Written task.
Pull out each line of the records holding the string "einer".
- - -
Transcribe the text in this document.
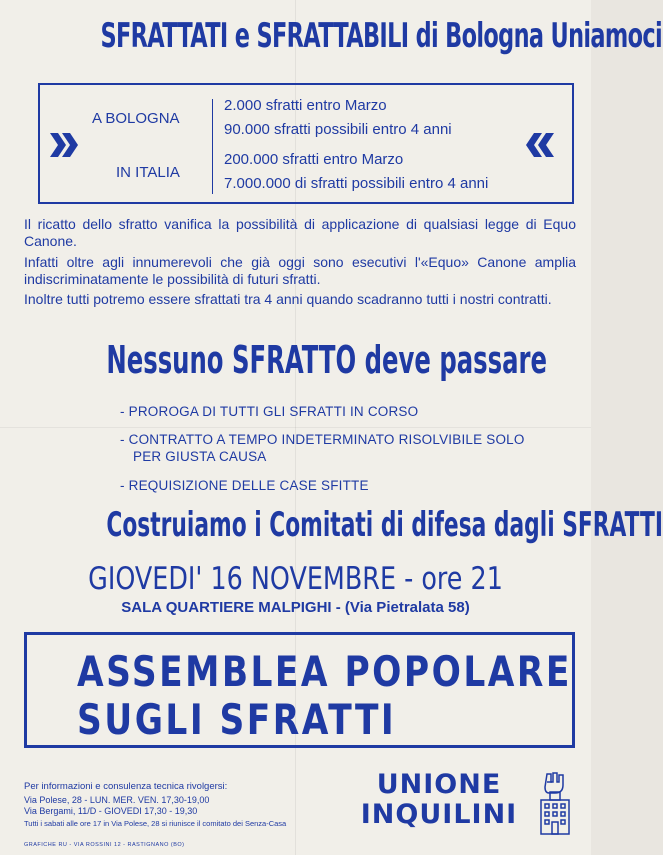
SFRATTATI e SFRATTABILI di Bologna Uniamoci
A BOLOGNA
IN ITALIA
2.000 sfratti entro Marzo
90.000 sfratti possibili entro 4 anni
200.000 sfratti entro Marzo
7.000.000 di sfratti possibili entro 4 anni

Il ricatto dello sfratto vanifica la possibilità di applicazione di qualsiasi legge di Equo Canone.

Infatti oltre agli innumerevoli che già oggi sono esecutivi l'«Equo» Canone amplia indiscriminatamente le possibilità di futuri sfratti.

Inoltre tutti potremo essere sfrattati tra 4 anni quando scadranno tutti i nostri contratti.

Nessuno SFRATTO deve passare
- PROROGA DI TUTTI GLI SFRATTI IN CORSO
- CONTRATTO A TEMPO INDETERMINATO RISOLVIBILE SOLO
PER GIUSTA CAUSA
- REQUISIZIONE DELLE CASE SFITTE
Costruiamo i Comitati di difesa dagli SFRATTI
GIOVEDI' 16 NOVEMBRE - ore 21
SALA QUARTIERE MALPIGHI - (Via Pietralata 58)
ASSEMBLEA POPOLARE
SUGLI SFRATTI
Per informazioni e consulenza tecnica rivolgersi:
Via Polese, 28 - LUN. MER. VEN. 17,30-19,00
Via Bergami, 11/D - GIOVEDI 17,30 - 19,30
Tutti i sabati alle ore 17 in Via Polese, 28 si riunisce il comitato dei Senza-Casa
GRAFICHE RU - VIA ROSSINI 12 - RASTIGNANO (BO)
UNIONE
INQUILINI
- - -
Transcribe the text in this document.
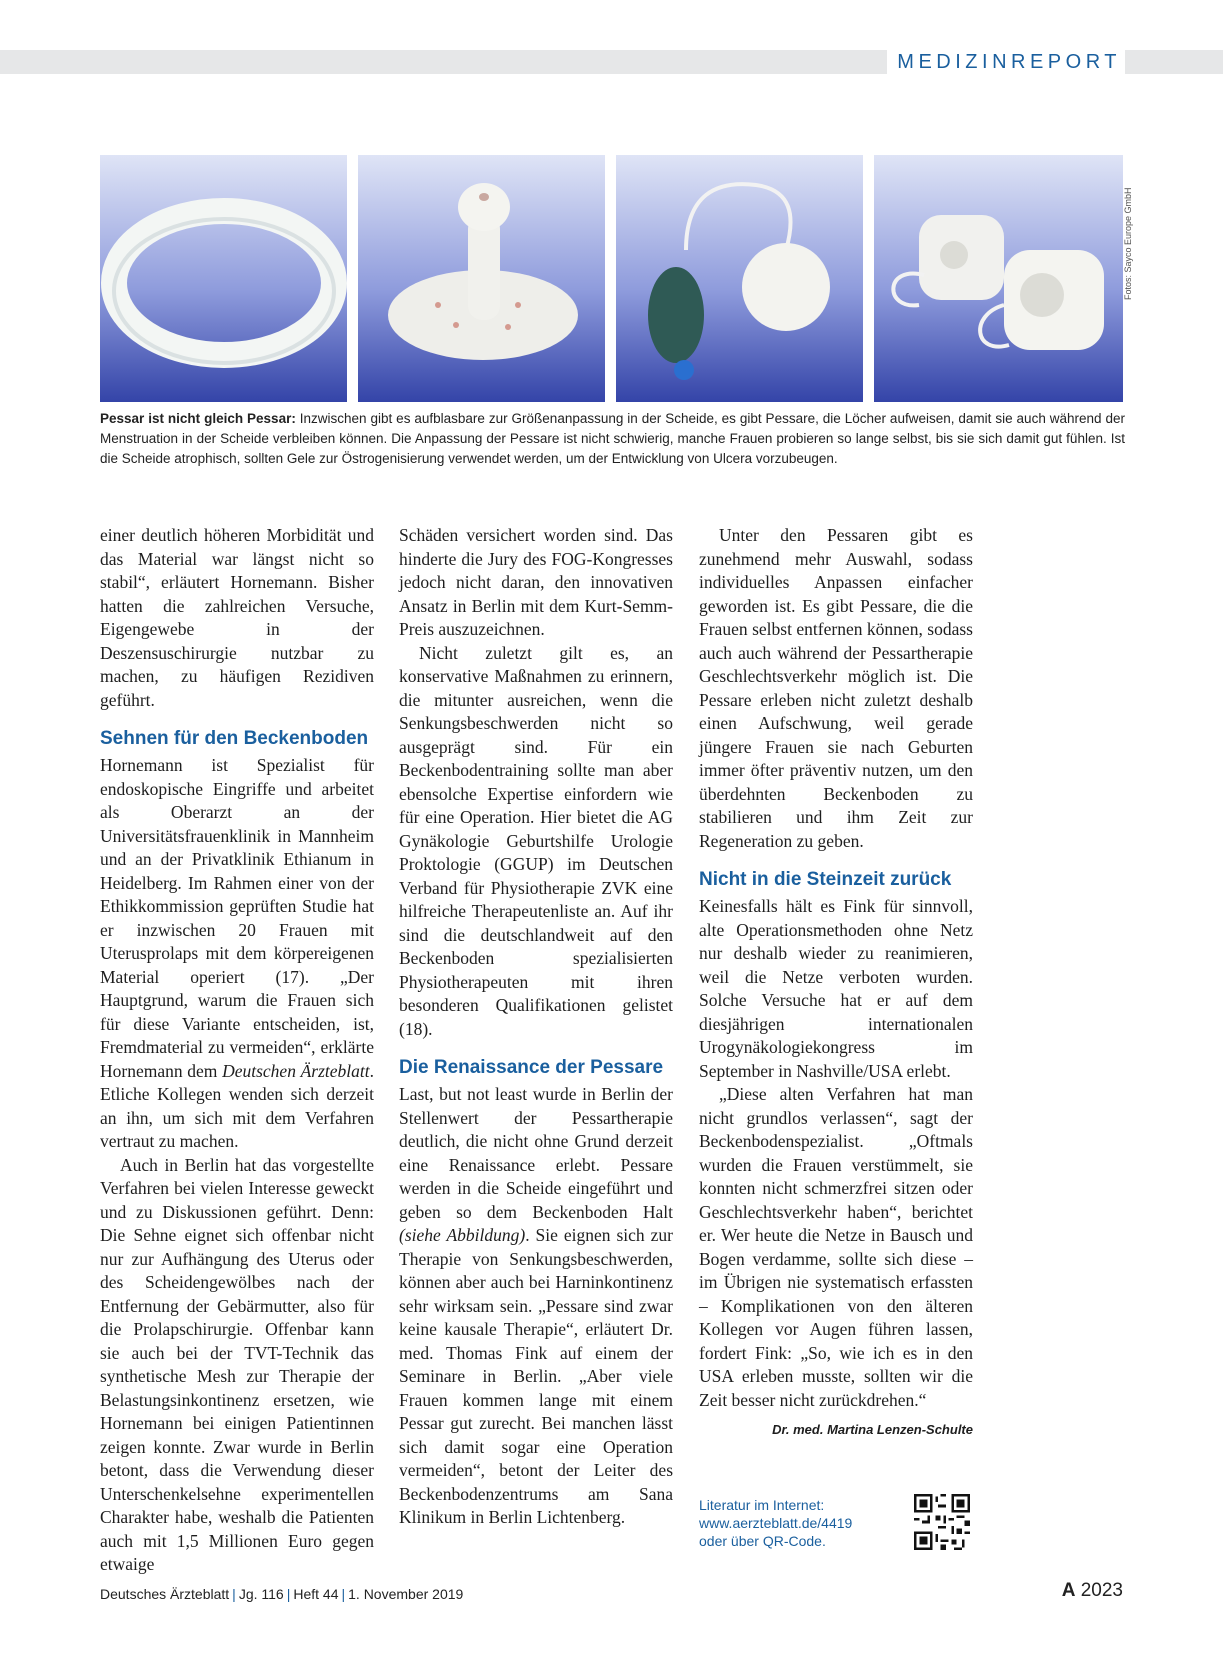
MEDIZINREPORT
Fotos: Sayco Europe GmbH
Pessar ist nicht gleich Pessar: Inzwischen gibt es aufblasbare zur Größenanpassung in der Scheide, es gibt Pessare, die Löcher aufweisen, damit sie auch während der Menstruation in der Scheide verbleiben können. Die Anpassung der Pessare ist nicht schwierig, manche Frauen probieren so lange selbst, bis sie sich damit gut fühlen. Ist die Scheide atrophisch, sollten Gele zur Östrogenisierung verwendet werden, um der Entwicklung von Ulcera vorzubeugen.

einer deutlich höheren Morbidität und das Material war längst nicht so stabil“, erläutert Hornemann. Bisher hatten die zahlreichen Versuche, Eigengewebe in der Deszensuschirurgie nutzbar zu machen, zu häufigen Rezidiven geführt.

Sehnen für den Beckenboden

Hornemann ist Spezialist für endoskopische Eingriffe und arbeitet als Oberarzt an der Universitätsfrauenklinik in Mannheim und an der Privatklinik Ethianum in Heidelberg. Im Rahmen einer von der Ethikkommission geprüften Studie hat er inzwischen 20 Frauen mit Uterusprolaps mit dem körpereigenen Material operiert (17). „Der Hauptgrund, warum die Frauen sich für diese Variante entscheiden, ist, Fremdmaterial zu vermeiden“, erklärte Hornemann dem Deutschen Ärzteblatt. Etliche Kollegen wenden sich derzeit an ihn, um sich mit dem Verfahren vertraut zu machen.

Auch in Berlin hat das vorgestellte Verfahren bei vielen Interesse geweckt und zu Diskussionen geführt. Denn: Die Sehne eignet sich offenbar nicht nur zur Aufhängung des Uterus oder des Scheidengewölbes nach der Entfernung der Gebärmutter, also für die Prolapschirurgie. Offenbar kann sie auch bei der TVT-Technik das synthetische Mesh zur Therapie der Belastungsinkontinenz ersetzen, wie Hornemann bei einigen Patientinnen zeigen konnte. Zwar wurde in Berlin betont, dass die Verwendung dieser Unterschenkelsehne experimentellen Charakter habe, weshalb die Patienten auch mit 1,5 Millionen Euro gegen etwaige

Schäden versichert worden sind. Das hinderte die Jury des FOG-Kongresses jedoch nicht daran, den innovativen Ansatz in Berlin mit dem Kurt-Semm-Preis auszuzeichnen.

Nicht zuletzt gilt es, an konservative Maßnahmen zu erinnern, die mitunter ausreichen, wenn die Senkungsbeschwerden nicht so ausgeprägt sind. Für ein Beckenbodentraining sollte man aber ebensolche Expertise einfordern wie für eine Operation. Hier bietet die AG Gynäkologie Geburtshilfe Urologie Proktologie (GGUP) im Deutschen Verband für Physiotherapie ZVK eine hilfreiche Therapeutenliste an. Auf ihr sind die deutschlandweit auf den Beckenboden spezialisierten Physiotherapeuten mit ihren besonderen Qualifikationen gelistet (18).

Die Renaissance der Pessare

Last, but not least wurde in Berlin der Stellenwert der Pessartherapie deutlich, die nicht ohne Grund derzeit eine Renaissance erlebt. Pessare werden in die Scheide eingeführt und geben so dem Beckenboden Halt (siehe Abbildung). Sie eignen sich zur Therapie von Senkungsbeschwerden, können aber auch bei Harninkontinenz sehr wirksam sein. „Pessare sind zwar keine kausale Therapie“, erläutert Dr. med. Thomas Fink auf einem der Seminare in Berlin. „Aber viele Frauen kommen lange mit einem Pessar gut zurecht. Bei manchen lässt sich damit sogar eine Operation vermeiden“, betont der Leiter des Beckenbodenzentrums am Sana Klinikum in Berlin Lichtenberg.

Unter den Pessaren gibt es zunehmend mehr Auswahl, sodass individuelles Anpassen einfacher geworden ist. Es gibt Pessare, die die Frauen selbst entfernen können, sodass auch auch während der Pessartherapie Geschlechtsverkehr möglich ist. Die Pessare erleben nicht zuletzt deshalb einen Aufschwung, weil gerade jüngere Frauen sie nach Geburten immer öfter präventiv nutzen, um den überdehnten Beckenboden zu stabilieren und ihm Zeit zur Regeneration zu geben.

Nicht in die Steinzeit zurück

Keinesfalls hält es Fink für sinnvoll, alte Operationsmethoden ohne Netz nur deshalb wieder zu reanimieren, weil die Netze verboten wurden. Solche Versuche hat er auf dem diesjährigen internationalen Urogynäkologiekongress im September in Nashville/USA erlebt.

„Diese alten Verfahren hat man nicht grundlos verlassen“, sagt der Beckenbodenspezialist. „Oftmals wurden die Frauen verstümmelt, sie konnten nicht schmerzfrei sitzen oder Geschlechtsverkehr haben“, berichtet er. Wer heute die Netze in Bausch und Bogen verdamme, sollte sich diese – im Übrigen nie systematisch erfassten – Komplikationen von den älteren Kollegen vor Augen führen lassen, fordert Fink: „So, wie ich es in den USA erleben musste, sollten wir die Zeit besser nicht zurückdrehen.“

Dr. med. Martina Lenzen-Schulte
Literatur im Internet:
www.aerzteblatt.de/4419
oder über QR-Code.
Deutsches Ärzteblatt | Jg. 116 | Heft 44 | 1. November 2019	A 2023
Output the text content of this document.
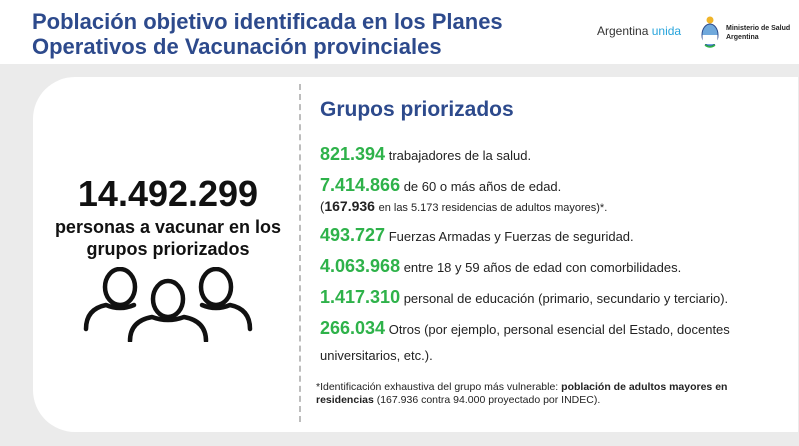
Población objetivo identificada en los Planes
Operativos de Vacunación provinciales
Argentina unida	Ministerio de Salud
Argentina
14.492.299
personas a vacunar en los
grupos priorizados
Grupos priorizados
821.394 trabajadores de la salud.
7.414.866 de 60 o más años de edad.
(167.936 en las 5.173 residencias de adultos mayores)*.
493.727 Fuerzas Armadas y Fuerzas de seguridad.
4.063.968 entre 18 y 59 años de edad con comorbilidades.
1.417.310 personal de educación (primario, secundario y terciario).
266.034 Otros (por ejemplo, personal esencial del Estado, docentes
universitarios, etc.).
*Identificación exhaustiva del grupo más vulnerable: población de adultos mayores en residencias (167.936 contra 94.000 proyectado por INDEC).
- - -
Response for this exercise.
einer deutlich höheren Morbidität und das Material war längst nicht so stabil“, erläutert Hornemann. Bisher hatten die zahlreichen Versuche, Eigengewebe in der Deszensuschirurgie nutzbar zu machen, zu häufigen Rezidiven geführt.
Hornemann ist Spezialist für endoskopische Eingriffe und arbeitet als Oberarzt an der Universitätsfrauenklinik in Mannheim und an der Privatklinik Ethianum in Heidelberg. Im Rahmen einer von der Ethikkommission geprüften Studie hat er inzwischen 20 Frauen mit Uterusprolaps mit dem körpereigenen Material operiert (17). „Der Hauptgrund, warum die Frauen sich für diese Variante entscheiden, ist, Fremdmaterial zu vermeiden“, erklärte Hornemann dem Deutschen Ärzteblatt. Etliche Kollegen wenden sich derzeit an ihn, um sich mit dem Verfahren vertraut zu machen.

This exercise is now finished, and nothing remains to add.